EXERCISE BRIEF | Write out each record again exactly as it stands.

A run of records |
- - - - -

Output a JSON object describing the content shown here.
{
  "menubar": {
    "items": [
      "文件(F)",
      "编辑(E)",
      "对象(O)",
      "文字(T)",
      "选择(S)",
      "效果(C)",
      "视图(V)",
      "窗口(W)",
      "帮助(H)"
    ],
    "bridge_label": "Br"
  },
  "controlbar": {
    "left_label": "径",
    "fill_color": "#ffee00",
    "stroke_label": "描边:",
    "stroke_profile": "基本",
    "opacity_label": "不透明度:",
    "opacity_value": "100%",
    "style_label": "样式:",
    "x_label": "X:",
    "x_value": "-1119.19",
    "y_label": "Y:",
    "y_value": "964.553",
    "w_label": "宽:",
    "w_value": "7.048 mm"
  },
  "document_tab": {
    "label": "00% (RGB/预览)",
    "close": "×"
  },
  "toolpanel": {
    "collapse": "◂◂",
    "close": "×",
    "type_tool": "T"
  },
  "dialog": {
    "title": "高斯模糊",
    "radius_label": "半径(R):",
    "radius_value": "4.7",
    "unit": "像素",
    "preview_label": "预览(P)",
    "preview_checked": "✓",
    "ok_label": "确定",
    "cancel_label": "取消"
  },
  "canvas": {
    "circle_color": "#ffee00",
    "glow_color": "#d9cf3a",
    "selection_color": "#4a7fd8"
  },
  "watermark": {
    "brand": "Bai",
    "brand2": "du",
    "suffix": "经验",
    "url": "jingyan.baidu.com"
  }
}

- - - - -

SOLUTION BELOW |
Output a JSON object describing the content shown here.
{
  "menubar": {
    "items": [
      "文件(F)",
      "编辑(E)",
      "对象(O)",
      "文字(T)",
      "选择(S)",
      "效果(C)",
      "视图(V)",
      "窗口(W)",
      "帮助(H)"
    ],
    "bridge_label": "Br"
  },
  "controlbar": {
    "left_label": "径",
    "fill_color": "#ffee00",
    "stroke_label": "描边:",
    "stroke_profile": "基本",
    "opacity_label": "不透明度:",
    "opacity_value": "100%",
    "style_label": "样式:",
    "x_label": "X:",
    "x_value": "-1119.19",
    "y_label": "Y:",
    "y_value": "964.553",
    "w_label": "宽:",
    "w_value": "7.048 mm"
  },
  "document_tab": {
    "label": "00% (RGB/预览)",
    "close": "×"
  },
  "toolpanel": {
    "collapse": "◂◂",
    "close": "×",
    "type_tool": "T"
  },
  "dialog": {
    "title": "高斯模糊",
    "radius_label": "半径(R):",
    "radius_value": "4.7",
    "unit": "像素",
    "preview_label": "预览(P)",
    "preview_checked": "✓",
    "ok_label": "确定",
    "cancel_label": "取消"
  },
  "canvas": {
    "circle_color": "#ffee00",
    "glow_color": "#d9cf3a",
    "selection_color": "#4a7fd8"
  },
  "watermark": {
    "brand": "Bai",
    "brand2": "du",
    "suffix": "经验",
    "url": "jingyan.baidu.com"
  }
}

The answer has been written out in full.